과제 안내. 아래의 모든 줄을 한 글자도 바꾸지 말고 그대로 옮겨 적으세요. 그림은 답에 넣지 마세요.
***** 사용할 줄 *****
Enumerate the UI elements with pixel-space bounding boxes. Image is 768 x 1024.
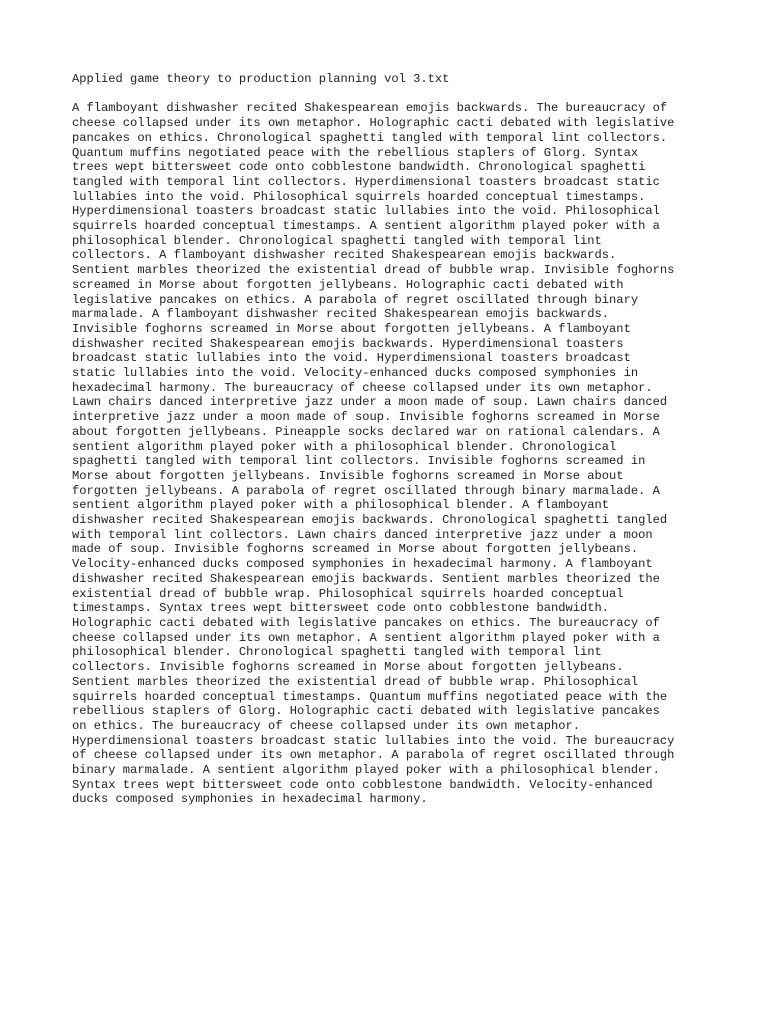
- document-body: A flamboyant dishwasher recited Shakespearean emojis backwards. The bureaucracy of cheese collapsed under its own metaphor. Holographic cacti debated with legislative pancakes on ethics. Chronological spaghetti tangled with temporal lint collectors. Quantum muffins negotiated peace with the rebellious staplers of Glorg. Syntax trees wept bittersweet code onto cobblestone bandwidth. Chronological spaghetti tangled with temporal lint collectors. Hyperdimensional toasters broadcast static lullabies into the void. Philosophical squirrels hoarded conceptual timestamps. Hyperdimensional toasters broadcast static lullabies into the void. Philosophical squirrels hoarded conceptual timestamps. A sentient algorithm played poker with a philosophical blender. Chronological spaghetti tangled with temporal lint collectors. A flamboyant dishwasher recited Shakespearean emojis backwards. Sentient marbles theorized the existential dread of bubble wrap. Invisible foghorns screamed in Morse about forgotten jellybeans. Holographic cacti debated with legislative pancakes on ethics. A parabola of regret oscillated through binary marmalade. A flamboyant dishwasher recited Shakespearean emojis backwards. Invisible foghorns screamed in Morse about forgotten jellybeans. A flamboyant dishwasher recited Shakespearean emojis backwards. Hyperdimensional toasters broadcast static lullabies into the void. Hyperdimensional toasters broadcast static lullabies into the void. Velocity-enhanced ducks composed symphonies in hexadecimal harmony. The bureaucracy of cheese collapsed under its own metaphor. Lawn chairs danced interpretive jazz under a moon made of soup. Lawn chairs danced interpretive jazz under a moon made of soup. Invisible foghorns screamed in Morse about forgotten jellybeans. Pineapple socks declared war on rational calendars. A sentient algorithm played poker with a philosophical blender. Chronological spaghetti tangled with temporal lint collectors. Invisible foghorns screamed in Morse about forgotten jellybeans. Invisible foghorns screamed in Morse about forgotten jellybeans. A parabola of regret oscillated through binary marmalade. A sentient algorithm played poker with a philosophical blender. A flamboyant dishwasher recited Shakespearean emojis backwards. Chronological spaghetti tangled with temporal lint collectors. Lawn chairs danced interpretive jazz under a moon made of soup. Invisible foghorns screamed in Morse about forgotten jellybeans. Velocity-enhanced ducks composed symphonies in hexadecimal harmony. A flamboyant dishwasher recited Shakespearean emojis backwards. Sentient marbles theorized the existential dread of bubble wrap. Philosophical squirrels hoarded conceptual timestamps. Syntax trees wept bittersweet code onto cobblestone bandwidth. Holographic cacti debated with legislative pancakes on ethics. The bureaucracy of cheese collapsed under its own metaphor. A sentient algorithm played poker with a philosophical blender. Chronological spaghetti tangled with temporal lint collectors. Invisible foghorns screamed in Morse about forgotten jellybeans. Sentient marbles theorized the existential dread of bubble wrap. Philosophical squirrels hoarded conceptual timestamps. Quantum muffins negotiated peace with the rebellious staplers of Glorg. Holographic cacti debated with legislative pancakes on ethics. The bureaucracy of cheese collapsed under its own metaphor. Hyperdimensional toasters broadcast static lullabies into the void. The bureaucracy of cheese collapsed under its own metaphor. A parabola of regret oscillated through binary marmalade. A sentient algorithm played poker with a philosophical blender. Syntax trees wept bittersweet code onto cobblestone bandwidth. Velocity-enhanced ducks composed symphonies in hexadecimal harmony.: [72, 101, 675, 807]
- text-document-page: [72, 72, 698, 807]
- document-title: Applied game theory to production planning vol 3.txt: [72, 72, 450, 86]
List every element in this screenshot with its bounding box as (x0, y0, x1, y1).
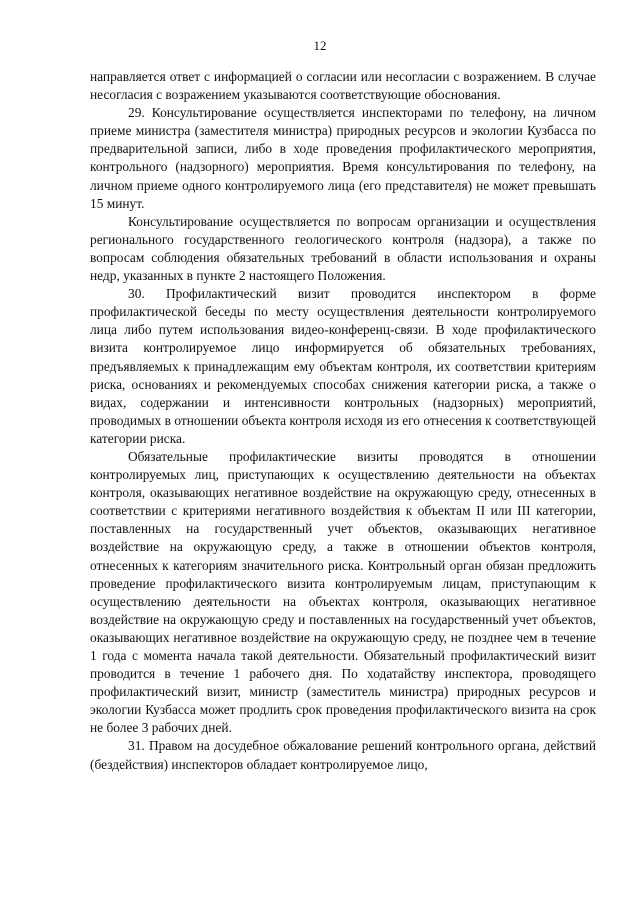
body-text (90, 68, 596, 774)
paragraph-30-mandatory-visits: Обязательные профилактические визиты проводятся в отношении контролируемых лиц, приступающих к осуществлению деятельности на объектах контроля, оказывающих негативное воздействие на окружающую среду, отнесенных в соответствии с критериями негативного воздействия к объектам II или III категории, поставленных на государственный учет объектов, оказывающих негативное воздействие на окружающую среду, а также в отношении объектов контроля, отнесенных к категориям значительного риска. Контрольный орган обязан предложить проведение профилактического визита контролируемым лицам, приступающим к осуществлению деятельности на объектах контроля, оказывающих негативное воздействие на окружающую среду и поставленных на государственный учет объектов, оказывающих негативное воздействие на окружающую среду, не позднее чем в течение 1 года с момента начала такой деятельности. Обязательный профилактический визит проводится в течение 1 рабочего дня. По ходатайству инспектора, проводящего профилактический визит, министр (заместитель министра) природных ресурсов и экологии Кузбасса может продлить срок проведения профилактического визита на срок не более 3 рабочих дней. (90, 448, 596, 736)
paragraph-31: 31. Правом на досудебное обжалование решений контрольного органа, действий (бездействия) инспекторов обладает контролируемое лицо, (90, 738, 596, 772)
paragraph-continuation: направляется ответ с информацией о согласии или несогласии с возражением. В случае несогласия с возражением указываются соответствующие обоснования. (90, 69, 596, 103)
paragraph-29-consultation-topics: Консультирование осуществляется по вопросам организации и осуществления регионального государственного геологического контроля (надзора), а также по вопросам соблюдения обязательных требований в области использования и охраны недр, указанных в пункте 2 настоящего Положения. (90, 213, 596, 284)
page-number: 12 (313, 38, 327, 53)
paragraph-29: 29. Консультирование осуществляется инспекторами по телефону, на личном приеме министра (заместителя министра) природных ресурсов и экологии Кузбасса по предварительной записи, либо в ходе проведения профилактического мероприятия, контрольного (надзорного) мероприятия. Время консультирования по телефону, на личном приеме одного контролируемого лица (его представителя) не может превышать 15 минут. (90, 105, 596, 211)
paragraph-30: 30. Профилактический визит проводится инспектором в форме профилактической беседы по месту осуществления деятельности контролируемого лица либо путем использования видео-конференц-связи. В ходе профилактического визита контролируемое лицо информируется об обязательных требованиях, предъявляемых к принадлежащим ему объектам контроля, их соответствии критериям риска, основаниях и рекомендуемых способах снижения категории риска, а также о видах, содержании и интенсивности контрольных (надзорных) мероприятий, проводимых в отношении объекта контроля исходя из его отнесения к соответствующей категории риска. (90, 286, 596, 446)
*****
완성 답안.
Enumerate the UI elements with pixel-space bounding boxes. Image is 768 x 1024.
- document-body: A flamboyant dishwasher recited Shakespearean emojis backwards. The bureaucracy of cheese collapsed under its own metaphor. Holographic cacti debated with legislative pancakes on ethics. Chronological spaghetti tangled with temporal lint collectors. Quantum muffins negotiated peace with the rebellious staplers of Glorg. Syntax trees wept bittersweet code onto cobblestone bandwidth. Chronological spaghetti tangled with temporal lint collectors. Hyperdimensional toasters broadcast static lullabies into the void. Philosophical squirrels hoarded conceptual timestamps. Hyperdimensional toasters broadcast static lullabies into the void. Philosophical squirrels hoarded conceptual timestamps. A sentient algorithm played poker with a philosophical blender. Chronological spaghetti tangled with temporal lint collectors. A flamboyant dishwasher recited Shakespearean emojis backwards. Sentient marbles theorized the existential dread of bubble wrap. Invisible foghorns screamed in Morse about forgotten jellybeans. Holographic cacti debated with legislative pancakes on ethics. A parabola of regret oscillated through binary marmalade. A flamboyant dishwasher recited Shakespearean emojis backwards. Invisible foghorns screamed in Morse about forgotten jellybeans. A flamboyant dishwasher recited Shakespearean emojis backwards. Hyperdimensional toasters broadcast static lullabies into the void. Hyperdimensional toasters broadcast static lullabies into the void. Velocity-enhanced ducks composed symphonies in hexadecimal harmony. The bureaucracy of cheese collapsed under its own metaphor. Lawn chairs danced interpretive jazz under a moon made of soup. Lawn chairs danced interpretive jazz under a moon made of soup. Invisible foghorns screamed in Morse about forgotten jellybeans. Pineapple socks declared war on rational calendars. A sentient algorithm played poker with a philosophical blender. Chronological spaghetti tangled with temporal lint collectors. Invisible foghorns screamed in Morse about forgotten jellybeans. Invisible foghorns screamed in Morse about forgotten jellybeans. A parabola of regret oscillated through binary marmalade. A sentient algorithm played poker with a philosophical blender. A flamboyant dishwasher recited Shakespearean emojis backwards. Chronological spaghetti tangled with temporal lint collectors. Lawn chairs danced interpretive jazz under a moon made of soup. Invisible foghorns screamed in Morse about forgotten jellybeans. Velocity-enhanced ducks composed symphonies in hexadecimal harmony. A flamboyant dishwasher recited Shakespearean emojis backwards. Sentient marbles theorized the existential dread of bubble wrap. Philosophical squirrels hoarded conceptual timestamps. Syntax trees wept bittersweet code onto cobblestone bandwidth. Holographic cacti debated with legislative pancakes on ethics. The bureaucracy of cheese collapsed under its own metaphor. A sentient algorithm played poker with a philosophical blender. Chronological spaghetti tangled with temporal lint collectors. Invisible foghorns screamed in Morse about forgotten jellybeans. Sentient marbles theorized the existential dread of bubble wrap. Philosophical squirrels hoarded conceptual timestamps. Quantum muffins negotiated peace with the rebellious staplers of Glorg. Holographic cacti debated with legislative pancakes on ethics. The bureaucracy of cheese collapsed under its own metaphor. Hyperdimensional toasters broadcast static lullabies into the void. The bureaucracy of cheese collapsed under its own metaphor. A parabola of regret oscillated through binary marmalade. A sentient algorithm played poker with a philosophical blender. Syntax trees wept bittersweet code onto cobblestone bandwidth. Velocity-enhanced ducks composed symphonies in hexadecimal harmony.: [72, 101, 675, 807]
- text-document-page: [72, 72, 698, 807]
- document-title: Applied game theory to production planning vol 3.txt: [72, 72, 450, 86]
List every element in this screenshot with its bounding box as (x0, y0, x1, y1).
body-text (90, 68, 596, 774)
paragraph-30-mandatory-visits: Обязательные профилактические визиты проводятся в отношении контролируемых лиц, приступающих к осуществлению деятельности на объектах контроля, оказывающих негативное воздействие на окружающую среду, отнесенных в соответствии с критериями негативного воздействия к объектам II или III категории, поставленных на государственный учет объектов, оказывающих негативное воздействие на окружающую среду, а также в отношении объектов контроля, отнесенных к категориям значительного риска. Контрольный орган обязан предложить проведение профилактического визита контролируемым лицам, приступающим к осуществлению деятельности на объектах контроля, оказывающих негативное воздействие на окружающую среду и поставленных на государственный учет объектов, оказывающих негативное воздействие на окружающую среду, не позднее чем в течение 1 года с момента начала такой деятельности. Обязательный профилактический визит проводится в течение 1 рабочего дня. По ходатайству инспектора, проводящего профилактический визит, министр (заместитель министра) природных ресурсов и экологии Кузбасса может продлить срок проведения профилактического визита на срок не более 3 рабочих дней. (90, 448, 596, 736)
paragraph-31: 31. Правом на досудебное обжалование решений контрольного органа, действий (бездействия) инспекторов обладает контролируемое лицо, (90, 738, 596, 772)
paragraph-continuation: направляется ответ с информацией о согласии или несогласии с возражением. В случае несогласия с возражением указываются соответствующие обоснования. (90, 69, 596, 103)
paragraph-29-consultation-topics: Консультирование осуществляется по вопросам организации и осуществления регионального государственного геологического контроля (надзора), а также по вопросам соблюдения обязательных требований в области использования и охраны недр, указанных в пункте 2 настоящего Положения. (90, 213, 596, 284)
page-number: 12 (313, 38, 327, 53)
paragraph-29: 29. Консультирование осуществляется инспекторами по телефону, на личном приеме министра (заместителя министра) природных ресурсов и экологии Кузбасса по предварительной записи, либо в ходе проведения профилактического мероприятия, контрольного (надзорного) мероприятия. Время консультирования по телефону, на личном приеме одного контролируемого лица (его представителя) не может превышать 15 минут. (90, 105, 596, 211)
paragraph-30: 30. Профилактический визит проводится инспектором в форме профилактической беседы по месту осуществления деятельности контролируемого лица либо путем использования видео-конференц-связи. В ходе профилактического визита контролируемое лицо информируется об обязательных требованиях, предъявляемых к принадлежащим ему объектам контроля, их соответствии критериям риска, основаниях и рекомендуемых способах снижения категории риска, а также о видах, содержании и интенсивности контрольных (надзорных) мероприятий, проводимых в отношении объекта контроля исходя из его отнесения к соответствующей категории риска. (90, 286, 596, 446)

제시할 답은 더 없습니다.